DO THIS
Copy out the lines that include the word "water".

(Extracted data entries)
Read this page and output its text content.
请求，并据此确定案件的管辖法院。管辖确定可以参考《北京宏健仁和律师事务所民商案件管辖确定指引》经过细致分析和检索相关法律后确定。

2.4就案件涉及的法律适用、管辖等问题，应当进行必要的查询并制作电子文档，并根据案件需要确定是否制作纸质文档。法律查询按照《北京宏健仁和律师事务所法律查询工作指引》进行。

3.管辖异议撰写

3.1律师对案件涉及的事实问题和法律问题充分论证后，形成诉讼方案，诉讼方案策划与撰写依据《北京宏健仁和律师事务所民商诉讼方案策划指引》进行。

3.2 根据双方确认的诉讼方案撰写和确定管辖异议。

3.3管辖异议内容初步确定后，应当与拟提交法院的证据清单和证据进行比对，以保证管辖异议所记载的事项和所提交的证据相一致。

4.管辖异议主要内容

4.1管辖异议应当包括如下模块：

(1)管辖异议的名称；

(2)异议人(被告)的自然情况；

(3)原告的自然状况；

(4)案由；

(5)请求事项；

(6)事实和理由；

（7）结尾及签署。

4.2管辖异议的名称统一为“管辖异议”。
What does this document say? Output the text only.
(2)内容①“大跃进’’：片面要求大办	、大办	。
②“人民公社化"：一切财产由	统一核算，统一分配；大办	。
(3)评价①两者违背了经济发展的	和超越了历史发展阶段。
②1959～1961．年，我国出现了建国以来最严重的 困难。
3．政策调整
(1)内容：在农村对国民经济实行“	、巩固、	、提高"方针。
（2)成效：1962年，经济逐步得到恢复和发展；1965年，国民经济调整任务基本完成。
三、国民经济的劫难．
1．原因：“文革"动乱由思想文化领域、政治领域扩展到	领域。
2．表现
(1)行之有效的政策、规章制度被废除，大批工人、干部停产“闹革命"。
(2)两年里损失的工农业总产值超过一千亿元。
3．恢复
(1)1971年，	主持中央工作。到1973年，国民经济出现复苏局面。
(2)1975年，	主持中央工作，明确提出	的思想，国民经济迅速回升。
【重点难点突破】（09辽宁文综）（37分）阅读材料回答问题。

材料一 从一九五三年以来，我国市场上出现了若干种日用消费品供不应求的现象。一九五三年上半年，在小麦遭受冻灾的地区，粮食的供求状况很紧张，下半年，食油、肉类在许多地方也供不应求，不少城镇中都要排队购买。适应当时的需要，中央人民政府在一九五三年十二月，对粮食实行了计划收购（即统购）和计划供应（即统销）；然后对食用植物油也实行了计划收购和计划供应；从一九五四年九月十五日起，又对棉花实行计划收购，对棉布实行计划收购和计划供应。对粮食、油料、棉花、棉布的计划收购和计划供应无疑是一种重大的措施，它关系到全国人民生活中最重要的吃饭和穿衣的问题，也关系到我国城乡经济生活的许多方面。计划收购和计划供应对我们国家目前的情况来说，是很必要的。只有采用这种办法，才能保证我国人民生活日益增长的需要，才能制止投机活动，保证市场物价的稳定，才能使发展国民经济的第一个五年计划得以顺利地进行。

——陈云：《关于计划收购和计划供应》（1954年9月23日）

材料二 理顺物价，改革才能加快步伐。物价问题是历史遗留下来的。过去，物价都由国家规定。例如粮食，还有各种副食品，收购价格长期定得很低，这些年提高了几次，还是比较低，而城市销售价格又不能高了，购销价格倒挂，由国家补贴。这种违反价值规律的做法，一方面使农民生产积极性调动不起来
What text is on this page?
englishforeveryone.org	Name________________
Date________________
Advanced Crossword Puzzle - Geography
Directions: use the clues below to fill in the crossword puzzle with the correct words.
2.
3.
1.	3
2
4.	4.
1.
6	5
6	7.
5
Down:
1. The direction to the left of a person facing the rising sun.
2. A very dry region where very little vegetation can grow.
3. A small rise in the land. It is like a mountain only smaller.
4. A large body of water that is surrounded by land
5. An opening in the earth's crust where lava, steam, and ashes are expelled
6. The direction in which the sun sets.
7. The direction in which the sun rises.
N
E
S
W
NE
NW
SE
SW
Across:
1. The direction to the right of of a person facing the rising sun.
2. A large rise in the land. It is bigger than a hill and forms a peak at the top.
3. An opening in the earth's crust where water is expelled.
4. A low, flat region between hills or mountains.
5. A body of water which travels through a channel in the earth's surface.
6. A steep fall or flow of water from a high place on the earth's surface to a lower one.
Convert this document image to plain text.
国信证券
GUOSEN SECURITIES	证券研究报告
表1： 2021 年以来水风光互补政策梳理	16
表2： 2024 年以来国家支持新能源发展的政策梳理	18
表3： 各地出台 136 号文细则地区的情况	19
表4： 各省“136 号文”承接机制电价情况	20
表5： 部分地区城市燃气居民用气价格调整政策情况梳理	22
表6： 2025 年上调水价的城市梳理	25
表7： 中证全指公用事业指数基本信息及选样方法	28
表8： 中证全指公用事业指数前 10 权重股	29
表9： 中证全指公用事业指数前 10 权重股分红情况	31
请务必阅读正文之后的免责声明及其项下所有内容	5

EXERCISE OUTPUT
4. A large body of water that is surrounded by land
3. An opening in the earth's crust where water is expelled.
5. A body of water which travels through a channel in the earth's surface.
6. A steep fall or flow of water from a high place on the earth's surface to a lower one.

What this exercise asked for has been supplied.